### DATA FOR THIS EXERCISE ###

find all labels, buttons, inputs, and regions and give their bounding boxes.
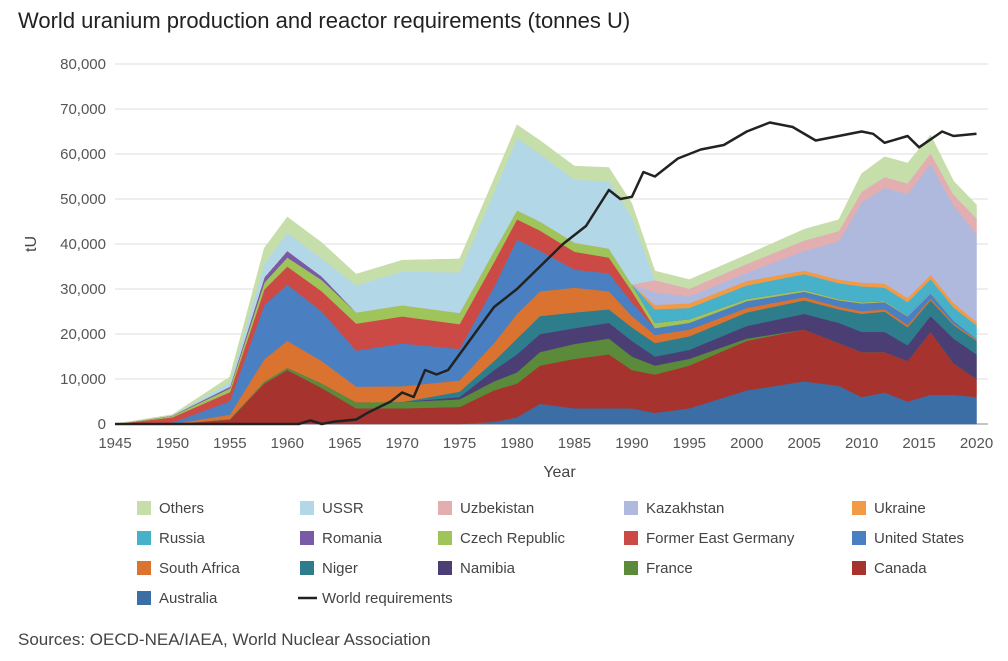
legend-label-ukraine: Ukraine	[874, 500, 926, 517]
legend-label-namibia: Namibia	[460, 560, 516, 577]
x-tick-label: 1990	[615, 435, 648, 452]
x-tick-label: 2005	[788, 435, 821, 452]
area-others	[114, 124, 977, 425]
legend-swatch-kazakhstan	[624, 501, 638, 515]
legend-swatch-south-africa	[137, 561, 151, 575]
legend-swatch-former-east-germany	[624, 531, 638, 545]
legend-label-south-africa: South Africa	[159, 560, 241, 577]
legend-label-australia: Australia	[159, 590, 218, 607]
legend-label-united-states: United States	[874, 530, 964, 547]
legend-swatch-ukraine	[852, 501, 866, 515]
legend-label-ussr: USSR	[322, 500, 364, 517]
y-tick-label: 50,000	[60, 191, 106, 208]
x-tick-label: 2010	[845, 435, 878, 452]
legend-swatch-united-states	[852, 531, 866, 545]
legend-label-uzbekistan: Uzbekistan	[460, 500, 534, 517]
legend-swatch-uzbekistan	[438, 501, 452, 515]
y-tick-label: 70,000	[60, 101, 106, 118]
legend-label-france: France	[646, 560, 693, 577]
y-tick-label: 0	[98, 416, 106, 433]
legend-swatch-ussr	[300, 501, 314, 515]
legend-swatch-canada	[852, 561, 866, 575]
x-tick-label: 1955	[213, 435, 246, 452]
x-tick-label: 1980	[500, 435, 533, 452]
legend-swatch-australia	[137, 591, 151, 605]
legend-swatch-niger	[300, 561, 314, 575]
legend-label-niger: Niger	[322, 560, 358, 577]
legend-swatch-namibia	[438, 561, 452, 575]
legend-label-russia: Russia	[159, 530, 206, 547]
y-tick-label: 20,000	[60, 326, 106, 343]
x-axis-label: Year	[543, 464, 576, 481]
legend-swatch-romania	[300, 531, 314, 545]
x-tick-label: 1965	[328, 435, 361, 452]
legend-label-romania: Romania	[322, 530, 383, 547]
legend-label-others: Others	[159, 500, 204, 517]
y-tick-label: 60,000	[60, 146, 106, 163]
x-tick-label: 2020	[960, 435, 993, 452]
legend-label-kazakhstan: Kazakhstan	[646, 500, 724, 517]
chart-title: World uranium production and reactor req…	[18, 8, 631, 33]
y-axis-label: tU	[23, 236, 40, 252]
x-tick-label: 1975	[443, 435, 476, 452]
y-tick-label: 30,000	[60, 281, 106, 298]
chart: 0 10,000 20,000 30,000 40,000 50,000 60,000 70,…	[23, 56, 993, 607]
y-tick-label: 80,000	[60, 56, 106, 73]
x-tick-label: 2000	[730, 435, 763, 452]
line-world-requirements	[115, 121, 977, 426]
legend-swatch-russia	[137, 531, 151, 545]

###

Locate each line of the records above that contains the string "ukraine" and copy those lines in full.

legend-label-ukraine: Ukraine	[874, 500, 926, 517]
legend-swatch-ukraine	[852, 501, 866, 515]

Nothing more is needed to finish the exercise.